-- Start Input records --
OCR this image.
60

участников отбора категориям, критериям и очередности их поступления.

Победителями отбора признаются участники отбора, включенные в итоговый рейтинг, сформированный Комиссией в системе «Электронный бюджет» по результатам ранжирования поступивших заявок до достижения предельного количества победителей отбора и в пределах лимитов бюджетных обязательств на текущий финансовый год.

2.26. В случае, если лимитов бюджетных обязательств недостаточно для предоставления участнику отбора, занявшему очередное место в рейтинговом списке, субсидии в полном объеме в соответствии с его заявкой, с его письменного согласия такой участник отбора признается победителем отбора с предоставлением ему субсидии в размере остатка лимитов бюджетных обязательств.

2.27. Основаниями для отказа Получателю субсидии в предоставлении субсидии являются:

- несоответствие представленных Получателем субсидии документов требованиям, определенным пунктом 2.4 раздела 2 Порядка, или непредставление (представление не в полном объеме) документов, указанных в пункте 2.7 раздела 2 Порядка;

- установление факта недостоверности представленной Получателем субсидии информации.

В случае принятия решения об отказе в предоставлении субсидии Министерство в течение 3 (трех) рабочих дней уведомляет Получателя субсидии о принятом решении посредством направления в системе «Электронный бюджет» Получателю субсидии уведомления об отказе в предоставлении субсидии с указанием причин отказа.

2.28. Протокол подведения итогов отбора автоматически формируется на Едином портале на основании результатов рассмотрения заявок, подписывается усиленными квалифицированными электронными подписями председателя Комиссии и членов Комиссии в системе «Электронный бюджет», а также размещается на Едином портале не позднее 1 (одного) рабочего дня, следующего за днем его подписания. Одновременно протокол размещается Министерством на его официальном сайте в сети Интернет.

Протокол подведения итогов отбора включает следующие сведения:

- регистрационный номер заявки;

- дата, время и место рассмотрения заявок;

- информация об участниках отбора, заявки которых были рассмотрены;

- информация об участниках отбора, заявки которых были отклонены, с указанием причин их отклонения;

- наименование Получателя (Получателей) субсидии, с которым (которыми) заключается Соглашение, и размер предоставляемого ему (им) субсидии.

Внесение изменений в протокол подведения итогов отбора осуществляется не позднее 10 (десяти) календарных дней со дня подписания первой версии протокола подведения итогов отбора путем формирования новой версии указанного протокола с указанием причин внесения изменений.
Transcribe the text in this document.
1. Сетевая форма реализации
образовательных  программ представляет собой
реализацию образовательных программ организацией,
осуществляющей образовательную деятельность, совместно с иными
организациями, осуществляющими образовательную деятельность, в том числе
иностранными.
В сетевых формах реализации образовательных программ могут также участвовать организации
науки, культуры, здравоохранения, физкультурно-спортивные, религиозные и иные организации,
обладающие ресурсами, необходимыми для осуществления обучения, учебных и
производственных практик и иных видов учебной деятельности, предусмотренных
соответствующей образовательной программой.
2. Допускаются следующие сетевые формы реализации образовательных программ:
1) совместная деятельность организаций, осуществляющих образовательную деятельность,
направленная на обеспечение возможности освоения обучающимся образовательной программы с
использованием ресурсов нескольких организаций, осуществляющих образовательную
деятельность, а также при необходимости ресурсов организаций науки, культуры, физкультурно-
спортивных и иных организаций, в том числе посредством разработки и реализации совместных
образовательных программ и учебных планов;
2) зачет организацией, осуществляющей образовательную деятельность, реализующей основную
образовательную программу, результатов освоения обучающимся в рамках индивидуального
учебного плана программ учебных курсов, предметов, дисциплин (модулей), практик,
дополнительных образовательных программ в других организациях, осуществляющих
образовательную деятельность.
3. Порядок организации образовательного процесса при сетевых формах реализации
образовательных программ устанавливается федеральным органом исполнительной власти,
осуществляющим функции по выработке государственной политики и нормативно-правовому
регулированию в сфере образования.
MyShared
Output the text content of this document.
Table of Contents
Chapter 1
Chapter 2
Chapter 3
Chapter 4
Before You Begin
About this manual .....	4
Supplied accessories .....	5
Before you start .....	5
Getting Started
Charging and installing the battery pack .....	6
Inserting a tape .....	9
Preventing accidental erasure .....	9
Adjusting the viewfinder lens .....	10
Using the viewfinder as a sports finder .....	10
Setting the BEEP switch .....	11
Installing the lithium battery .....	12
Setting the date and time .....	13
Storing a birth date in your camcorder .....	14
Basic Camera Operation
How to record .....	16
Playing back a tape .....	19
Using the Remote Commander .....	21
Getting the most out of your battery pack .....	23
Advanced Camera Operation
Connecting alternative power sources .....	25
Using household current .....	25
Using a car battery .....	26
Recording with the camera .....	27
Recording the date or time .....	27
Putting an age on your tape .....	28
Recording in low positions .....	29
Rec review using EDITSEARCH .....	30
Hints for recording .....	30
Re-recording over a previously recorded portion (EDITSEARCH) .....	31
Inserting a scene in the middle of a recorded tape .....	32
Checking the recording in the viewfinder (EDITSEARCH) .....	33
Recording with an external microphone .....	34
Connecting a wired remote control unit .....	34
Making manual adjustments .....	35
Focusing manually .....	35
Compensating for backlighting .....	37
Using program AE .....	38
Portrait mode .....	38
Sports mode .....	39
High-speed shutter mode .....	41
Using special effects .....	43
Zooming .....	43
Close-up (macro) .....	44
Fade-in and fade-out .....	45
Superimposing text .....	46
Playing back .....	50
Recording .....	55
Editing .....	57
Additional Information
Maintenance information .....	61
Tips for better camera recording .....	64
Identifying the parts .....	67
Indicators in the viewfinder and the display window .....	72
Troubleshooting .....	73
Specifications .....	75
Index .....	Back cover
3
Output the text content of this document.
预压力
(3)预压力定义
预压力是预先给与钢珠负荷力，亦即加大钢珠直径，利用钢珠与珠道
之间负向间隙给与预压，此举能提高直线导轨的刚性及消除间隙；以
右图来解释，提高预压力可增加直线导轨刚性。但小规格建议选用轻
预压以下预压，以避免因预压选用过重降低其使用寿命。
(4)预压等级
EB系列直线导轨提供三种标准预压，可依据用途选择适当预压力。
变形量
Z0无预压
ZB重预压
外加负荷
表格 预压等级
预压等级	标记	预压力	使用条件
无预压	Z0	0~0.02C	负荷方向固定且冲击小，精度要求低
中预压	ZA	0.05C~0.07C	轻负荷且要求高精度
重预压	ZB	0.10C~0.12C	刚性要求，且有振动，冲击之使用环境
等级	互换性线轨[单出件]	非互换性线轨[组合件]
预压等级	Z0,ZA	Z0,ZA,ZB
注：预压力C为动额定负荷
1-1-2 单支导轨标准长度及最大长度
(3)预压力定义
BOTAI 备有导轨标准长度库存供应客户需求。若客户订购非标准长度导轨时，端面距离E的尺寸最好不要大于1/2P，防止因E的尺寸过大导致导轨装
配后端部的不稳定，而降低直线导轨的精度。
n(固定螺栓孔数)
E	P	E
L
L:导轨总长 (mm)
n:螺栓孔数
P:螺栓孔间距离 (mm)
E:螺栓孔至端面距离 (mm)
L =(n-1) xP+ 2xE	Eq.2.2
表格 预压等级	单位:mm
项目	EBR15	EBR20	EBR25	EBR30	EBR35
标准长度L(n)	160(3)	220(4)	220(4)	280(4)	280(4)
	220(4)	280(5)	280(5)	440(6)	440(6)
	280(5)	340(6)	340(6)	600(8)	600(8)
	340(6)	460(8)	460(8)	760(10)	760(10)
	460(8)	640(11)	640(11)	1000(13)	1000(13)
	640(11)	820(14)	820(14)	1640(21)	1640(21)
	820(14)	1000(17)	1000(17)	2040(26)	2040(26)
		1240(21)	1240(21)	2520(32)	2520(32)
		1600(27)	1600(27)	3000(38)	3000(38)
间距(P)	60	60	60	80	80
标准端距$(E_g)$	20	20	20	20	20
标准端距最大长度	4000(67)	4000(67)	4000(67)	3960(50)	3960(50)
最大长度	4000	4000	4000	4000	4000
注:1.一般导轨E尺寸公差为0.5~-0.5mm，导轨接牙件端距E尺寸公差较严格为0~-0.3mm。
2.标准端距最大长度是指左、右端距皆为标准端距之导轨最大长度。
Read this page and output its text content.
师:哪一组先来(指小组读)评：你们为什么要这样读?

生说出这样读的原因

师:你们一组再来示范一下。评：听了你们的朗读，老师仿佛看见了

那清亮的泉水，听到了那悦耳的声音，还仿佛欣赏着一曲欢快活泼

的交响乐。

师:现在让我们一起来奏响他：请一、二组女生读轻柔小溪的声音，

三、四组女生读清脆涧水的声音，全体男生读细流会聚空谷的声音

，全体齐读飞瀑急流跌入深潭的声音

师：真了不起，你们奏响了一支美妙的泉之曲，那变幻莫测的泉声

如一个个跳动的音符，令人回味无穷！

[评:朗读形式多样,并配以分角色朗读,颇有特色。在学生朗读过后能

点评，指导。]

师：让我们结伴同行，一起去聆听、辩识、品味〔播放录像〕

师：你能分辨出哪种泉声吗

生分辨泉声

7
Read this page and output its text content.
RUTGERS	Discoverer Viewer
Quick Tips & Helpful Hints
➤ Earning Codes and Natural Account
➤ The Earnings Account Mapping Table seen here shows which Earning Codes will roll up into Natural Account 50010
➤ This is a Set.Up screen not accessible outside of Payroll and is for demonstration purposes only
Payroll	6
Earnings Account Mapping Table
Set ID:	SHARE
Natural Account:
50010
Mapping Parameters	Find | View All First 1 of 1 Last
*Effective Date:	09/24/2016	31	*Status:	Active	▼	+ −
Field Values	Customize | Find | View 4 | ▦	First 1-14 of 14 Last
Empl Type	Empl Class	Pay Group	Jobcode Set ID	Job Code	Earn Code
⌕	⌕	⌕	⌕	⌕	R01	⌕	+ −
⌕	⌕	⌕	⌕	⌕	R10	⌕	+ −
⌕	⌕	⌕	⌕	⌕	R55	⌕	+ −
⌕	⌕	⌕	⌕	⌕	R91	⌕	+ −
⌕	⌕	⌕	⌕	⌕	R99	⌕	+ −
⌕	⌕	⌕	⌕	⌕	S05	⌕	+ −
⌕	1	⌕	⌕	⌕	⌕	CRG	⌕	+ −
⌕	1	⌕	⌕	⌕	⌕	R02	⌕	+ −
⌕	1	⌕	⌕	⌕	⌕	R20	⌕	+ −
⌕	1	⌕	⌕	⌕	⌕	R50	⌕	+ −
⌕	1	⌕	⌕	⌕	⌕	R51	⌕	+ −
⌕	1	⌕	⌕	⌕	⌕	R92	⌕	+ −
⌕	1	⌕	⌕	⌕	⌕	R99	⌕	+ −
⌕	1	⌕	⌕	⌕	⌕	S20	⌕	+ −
-- End Input records --
Your goal:
Using the material above, report each line where "учебных" occurs.

Problem solution:
обладающие ресурсами, необходимыми для осуществления обучения, учебных и
образовательных программ и учебных планов;
учебного плана программ учебных курсов, предметов, дисциплин (модулей), практик,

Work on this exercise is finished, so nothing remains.